"""

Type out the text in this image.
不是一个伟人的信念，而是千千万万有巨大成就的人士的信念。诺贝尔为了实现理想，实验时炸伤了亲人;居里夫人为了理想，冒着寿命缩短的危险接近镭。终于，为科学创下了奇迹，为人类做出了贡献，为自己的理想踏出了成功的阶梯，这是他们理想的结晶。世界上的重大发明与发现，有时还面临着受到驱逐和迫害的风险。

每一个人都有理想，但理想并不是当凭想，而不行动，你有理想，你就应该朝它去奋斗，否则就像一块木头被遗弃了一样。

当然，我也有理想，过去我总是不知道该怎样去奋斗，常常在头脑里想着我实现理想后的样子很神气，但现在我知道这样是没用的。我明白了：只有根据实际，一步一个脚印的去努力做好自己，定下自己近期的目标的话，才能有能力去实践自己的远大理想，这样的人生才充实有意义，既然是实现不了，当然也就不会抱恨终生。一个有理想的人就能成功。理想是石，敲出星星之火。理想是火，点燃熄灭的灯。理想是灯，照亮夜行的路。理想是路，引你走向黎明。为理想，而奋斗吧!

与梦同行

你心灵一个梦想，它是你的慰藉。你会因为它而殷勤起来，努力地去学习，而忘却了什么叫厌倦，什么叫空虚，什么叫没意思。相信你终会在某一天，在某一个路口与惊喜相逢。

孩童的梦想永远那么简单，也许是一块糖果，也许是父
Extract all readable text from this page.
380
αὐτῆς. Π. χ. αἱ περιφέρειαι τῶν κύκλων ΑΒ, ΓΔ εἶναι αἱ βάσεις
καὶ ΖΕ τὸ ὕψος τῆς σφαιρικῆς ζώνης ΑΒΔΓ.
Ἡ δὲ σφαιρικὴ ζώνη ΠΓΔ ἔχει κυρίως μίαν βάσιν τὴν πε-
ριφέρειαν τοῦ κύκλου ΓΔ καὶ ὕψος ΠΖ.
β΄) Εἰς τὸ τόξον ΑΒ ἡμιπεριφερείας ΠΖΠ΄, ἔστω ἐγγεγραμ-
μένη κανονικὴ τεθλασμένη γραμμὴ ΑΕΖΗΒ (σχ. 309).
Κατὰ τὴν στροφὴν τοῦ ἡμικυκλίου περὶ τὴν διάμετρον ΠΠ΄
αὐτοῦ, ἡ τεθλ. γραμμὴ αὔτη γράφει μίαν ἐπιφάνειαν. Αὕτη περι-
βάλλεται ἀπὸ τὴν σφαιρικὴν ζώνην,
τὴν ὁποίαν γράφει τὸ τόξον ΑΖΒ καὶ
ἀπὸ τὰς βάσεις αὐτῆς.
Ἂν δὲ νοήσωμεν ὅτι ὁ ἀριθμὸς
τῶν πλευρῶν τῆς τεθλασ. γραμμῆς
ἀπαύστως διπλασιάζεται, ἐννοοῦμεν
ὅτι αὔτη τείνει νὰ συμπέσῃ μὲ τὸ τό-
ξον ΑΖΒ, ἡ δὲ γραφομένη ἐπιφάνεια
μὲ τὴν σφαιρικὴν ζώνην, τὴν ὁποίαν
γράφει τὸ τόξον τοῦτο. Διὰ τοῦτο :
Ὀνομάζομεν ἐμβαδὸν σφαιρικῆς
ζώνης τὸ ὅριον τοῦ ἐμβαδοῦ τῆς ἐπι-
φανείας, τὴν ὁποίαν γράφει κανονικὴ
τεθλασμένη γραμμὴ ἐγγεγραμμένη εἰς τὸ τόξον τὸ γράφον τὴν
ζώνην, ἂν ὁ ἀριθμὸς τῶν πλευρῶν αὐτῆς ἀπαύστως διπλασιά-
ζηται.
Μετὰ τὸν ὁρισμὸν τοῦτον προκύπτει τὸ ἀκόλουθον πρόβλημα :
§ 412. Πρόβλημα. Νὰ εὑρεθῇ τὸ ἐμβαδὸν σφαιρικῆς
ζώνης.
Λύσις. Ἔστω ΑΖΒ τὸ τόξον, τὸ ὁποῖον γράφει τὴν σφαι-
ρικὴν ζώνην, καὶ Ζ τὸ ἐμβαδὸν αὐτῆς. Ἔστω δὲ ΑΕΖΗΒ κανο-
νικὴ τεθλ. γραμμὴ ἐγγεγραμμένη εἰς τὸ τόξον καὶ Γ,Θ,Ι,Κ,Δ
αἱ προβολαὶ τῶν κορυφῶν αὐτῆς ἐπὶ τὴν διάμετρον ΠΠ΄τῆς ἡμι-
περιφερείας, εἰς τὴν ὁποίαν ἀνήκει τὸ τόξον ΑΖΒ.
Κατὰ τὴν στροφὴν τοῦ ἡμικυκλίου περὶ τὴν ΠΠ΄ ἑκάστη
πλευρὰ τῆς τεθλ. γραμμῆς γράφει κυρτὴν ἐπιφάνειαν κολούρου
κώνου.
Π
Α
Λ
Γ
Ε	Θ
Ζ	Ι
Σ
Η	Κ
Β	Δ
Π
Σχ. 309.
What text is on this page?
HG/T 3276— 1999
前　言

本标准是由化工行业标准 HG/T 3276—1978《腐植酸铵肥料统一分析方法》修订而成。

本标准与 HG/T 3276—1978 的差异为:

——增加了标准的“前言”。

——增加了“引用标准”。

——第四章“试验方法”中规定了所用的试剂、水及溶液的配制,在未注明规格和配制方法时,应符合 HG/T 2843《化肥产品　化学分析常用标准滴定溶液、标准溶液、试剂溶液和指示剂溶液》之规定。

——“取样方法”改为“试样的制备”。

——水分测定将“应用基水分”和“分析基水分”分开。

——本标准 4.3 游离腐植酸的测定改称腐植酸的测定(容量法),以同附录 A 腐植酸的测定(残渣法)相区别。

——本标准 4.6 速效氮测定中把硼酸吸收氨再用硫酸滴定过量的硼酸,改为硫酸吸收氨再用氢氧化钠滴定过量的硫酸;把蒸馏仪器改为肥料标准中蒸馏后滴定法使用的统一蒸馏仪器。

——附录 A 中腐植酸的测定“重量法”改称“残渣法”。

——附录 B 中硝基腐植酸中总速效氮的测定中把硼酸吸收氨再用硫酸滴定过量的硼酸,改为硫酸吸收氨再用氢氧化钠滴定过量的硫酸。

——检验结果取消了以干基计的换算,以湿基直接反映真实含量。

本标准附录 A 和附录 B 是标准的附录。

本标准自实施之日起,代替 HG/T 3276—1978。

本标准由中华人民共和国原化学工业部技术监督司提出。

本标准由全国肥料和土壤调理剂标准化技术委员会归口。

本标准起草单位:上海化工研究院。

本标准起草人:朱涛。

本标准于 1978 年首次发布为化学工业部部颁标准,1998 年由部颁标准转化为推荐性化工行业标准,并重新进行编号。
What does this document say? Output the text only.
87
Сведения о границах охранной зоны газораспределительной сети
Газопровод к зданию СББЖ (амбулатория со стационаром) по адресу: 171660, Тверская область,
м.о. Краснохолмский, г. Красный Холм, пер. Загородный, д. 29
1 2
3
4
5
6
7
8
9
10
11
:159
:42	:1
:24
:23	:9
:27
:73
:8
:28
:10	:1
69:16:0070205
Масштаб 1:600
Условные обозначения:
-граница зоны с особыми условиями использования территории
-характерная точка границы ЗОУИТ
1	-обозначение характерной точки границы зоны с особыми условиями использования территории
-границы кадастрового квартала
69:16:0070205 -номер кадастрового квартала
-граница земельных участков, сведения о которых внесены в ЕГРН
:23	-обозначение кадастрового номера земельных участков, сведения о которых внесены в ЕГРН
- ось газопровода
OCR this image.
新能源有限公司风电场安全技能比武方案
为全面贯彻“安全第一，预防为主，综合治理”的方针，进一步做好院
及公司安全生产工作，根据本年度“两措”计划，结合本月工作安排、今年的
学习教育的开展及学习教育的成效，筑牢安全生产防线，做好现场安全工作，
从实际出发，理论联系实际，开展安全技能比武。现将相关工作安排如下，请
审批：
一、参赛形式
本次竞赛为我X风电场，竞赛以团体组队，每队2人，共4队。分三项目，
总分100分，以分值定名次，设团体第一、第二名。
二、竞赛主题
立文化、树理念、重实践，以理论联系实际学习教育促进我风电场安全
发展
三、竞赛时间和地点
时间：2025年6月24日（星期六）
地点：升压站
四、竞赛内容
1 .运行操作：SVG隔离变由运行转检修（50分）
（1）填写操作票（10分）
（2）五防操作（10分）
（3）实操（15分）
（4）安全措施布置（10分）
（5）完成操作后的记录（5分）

"""

> WORK TO BE COMPLETED
Give the number of lines in the entries above that include the string "квартала". No other output is expected.

> THE SOLUTION
2